Texte à lire:
☆ ☆ ☆

Norbert Elias est un sociologue allemand dont l'oeuvre considérable a été gouvernée par le souci de faire converger diverses disciplines: philosophie, psychologie, histoire, anthropologie, sociologie. Une telle démarche, qui s'apparente à celle de Fernand Braudel, explique la tardive prise en compte de ses travaux par le monde universitaire, les tenants de chaque discipline le critiquant au nom de leur "scientificité" propre. L'aspect le plus connu de son oeuvre est celui contenu dans ses ouvrages sur "La société de cour" et "La civilisation des moeurs". Pour faire simple, Elias établit que le parcours de chaque individu s'inscrit dans un processus social et révèle une succession d'interdépendances entre une personne donnée et les différents groupes dans lesquels elle se meut. Cela a permis à Elias d'élaborer, notamment et avant Bourdieu, la notion "d'habitus."
C'est tout cet arrière-plan, auquel il faut ajouter la musicologie, qui fait toute la valeur et l'intérêt de cet ouvrage-ci. Elias montre que Wolfgang-Amadeus Mozart a été un pionnier absolu. La musique de son temps était régie par le poids de diverses autorités locales (Empereurs, Princes, Rois, Cités, etc.) qui entretenaient une cour et rivalisaient entre elles, en particulier par la musique produite. Les musiciens étaient employés et considérés comme des valets et portaient livrée. Le chef direct de Mozart à Salzbourg était le Comte Arno, Chef des cuisines. Mozart, conscient de son génie propre, s'est peu à peu rendu compte de son refus de s'insérer dans ce système, qui conduisait d'ailleurs à produire une musique normée, facile et mondaine, dite "musique de cour". Il a donc choisi de mettre son destin hors de la norme communément acceptée, au grand dam de son père d'ailleurs: être un musicien indépendant, non rattaché à une autorité, vivant de commandes privées et de concerts payants. Le succès de cette vie supposait l'existence d'un public capable d'accompagner ce mouvement. Or celui-ci n'a existé que très partiellement du temps de Mozart, ce qui explique les difficultés matérielles et morales de sa fin de vie. Cette situation a donc, d'après Elias, conduit Mozart à composer parfois des oeuvres "faciles" destinées à plaire au public, et d'autres, plus personnelles, exprimant de manière plus intime les mouvements de son âme. Elias en apporte, à la suite d'autres musicologues, une preuve avec les différences existant entre deux concertos pour piano et orchestre. Le n°19 est brillant, mélodique et virtuose, destiné à enthousiasmer un public; le n°20, postérieur de quelques mois et écrit dans la tonalité tragique de ré mineur, plus sombre et tourmenté, exprime mieux les mouvements d'une âme fatiguée de se plier à des conventions extérieures à elle. Ecoutant ces deux concertos au moment d'écrire cette chronique, je trouve l'exemple très convaincant. Le concerto n°20 était d'ailleurs un des préférés de Beethoven, bon connaisseur en la matière.

☆ ☆ ☆

Extraits d'enregistrements:
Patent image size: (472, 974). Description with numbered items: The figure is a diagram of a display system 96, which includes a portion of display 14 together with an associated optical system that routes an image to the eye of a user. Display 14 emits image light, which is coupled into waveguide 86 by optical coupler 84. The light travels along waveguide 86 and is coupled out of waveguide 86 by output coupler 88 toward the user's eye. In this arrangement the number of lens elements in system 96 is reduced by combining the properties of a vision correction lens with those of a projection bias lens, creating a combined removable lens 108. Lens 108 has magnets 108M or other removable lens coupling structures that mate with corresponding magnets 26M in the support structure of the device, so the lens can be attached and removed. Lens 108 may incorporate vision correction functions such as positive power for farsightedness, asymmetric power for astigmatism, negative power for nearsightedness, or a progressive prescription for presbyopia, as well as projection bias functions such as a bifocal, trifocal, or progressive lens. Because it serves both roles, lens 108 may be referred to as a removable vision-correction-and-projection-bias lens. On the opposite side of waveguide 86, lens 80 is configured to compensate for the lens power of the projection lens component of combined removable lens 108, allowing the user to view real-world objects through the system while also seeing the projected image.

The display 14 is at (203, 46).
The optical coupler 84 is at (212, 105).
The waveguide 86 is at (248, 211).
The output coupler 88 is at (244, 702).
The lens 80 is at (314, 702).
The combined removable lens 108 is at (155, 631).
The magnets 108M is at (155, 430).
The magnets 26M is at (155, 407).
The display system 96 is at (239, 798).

☆ ☆ ☆

Tâche courte 1:
Répondez aux questions suivantes d'après le texte sur Elias et Mozart.
(a) Qui était le chef direct de Mozart à Salzbourg ?
(b) Dans quelle tonalité le concerto pour piano n°20 est-il écrit ?
(c) Quelle notion Elias a-t-il élaborée avant Bourdieu ?
Tâche courte 2:
Rédigez la suite du texte sur Elias et Mozart, à partir de sa dernière phrase.
Les enregistrements ne sont d'aucune utilité ici.

Corrigé 1:
(a) Le Comte Arno, Chef des cuisines.
(b) En ré mineur.
(c) La notion d'« habitus ».

Corrigé 2:
Lequel a, en quelque sorte, bénéficié de la démarche de son devancier. A l'époque de Beethoven, la société avait évolué, la bourgeoisie s'était enrichie et constituée en un public qui a permis à son génie de s'épanouir comme il l'a fait. Mais ceci est un autre débat.
Par contre, j'éprouve un regret à la lecture de l'ouvrage d'Elias. Il n'évoque à aucun moment la personnalité du créateur et innovateur, en particulier en ce qui concerne la symphonie et le quatuor à cordes, qui est celle de Josef Haydn. Celui-ci est resté toute sa vie serviteur au service des Esterhazy et cela ne l'a pas empêché d'être aussi créatif que Mozart, encore que sur des voies différentes. Ce fait va à l'encontre de la thèse purement musicale d'Elias. Et ma préoccupation est d'en trouver des explications.